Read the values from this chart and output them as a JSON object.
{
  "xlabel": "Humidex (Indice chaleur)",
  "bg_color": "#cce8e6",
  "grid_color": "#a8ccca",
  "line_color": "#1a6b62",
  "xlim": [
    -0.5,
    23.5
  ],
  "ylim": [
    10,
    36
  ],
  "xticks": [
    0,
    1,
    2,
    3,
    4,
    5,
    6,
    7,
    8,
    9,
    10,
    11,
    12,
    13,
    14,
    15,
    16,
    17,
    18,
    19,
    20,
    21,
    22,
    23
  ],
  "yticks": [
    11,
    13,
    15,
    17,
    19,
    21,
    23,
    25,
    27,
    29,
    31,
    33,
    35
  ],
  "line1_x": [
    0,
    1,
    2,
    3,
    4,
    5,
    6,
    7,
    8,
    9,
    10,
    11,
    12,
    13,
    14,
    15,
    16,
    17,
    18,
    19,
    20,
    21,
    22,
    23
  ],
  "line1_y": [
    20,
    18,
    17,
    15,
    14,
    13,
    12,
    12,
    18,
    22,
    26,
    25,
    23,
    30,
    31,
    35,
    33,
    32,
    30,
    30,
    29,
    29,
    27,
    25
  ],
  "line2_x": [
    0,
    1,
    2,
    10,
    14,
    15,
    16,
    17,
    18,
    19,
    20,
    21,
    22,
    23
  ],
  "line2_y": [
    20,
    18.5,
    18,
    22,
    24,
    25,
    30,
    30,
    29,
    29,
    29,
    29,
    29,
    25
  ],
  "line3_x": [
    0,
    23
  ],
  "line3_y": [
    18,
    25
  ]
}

════════════════

→ **WRITTEN PROBLEM**:
Output the listing above word for word.

→ **ANSWER**:
Read the values from this chart and output them as a JSON object.
{
  "xlabel": "Humidex (Indice chaleur)",
  "bg_color": "#cce8e6",
  "grid_color": "#a8ccca",
  "line_color": "#1a6b62",
  "xlim": [
    -0.5,
    23.5
  ],
  "ylim": [
    10,
    36
  ],
  "xticks": [
    0,
    1,
    2,
    3,
    4,
    5,
    6,
    7,
    8,
    9,
    10,
    11,
    12,
    13,
    14,
    15,
    16,
    17,
    18,
    19,
    20,
    21,
    22,
    23
  ],
  "yticks": [
    11,
    13,
    15,
    17,
    19,
    21,
    23,
    25,
    27,
    29,
    31,
    33,
    35
  ],
  "line1_x": [
    0,
    1,
    2,
    3,
    4,
    5,
    6,
    7,
    8,
    9,
    10,
    11,
    12,
    13,
    14,
    15,
    16,
    17,
    18,
    19,
    20,
    21,
    22,
    23
  ],
  "line1_y": [
    20,
    18,
    17,
    15,
    14,
    13,
    12,
    12,
    18,
    22,
    26,
    25,
    23,
    30,
    31,
    35,
    33,
    32,
    30,
    30,
    29,
    29,
    27,
    25
  ],
  "line2_x": [
    0,
    1,
    2,
    10,
    14,
    15,
    16,
    17,
    18,
    19,
    20,
    21,
    22,
    23
  ],
  "line2_y": [
    20,
    18.5,
    18,
    22,
    24,
    25,
    30,
    30,
    29,
    29,
    29,
    29,
    29,
    25
  ],
  "line3_x": [
    0,
    23
  ],
  "line3_y": [
    18,
    25
  ]
}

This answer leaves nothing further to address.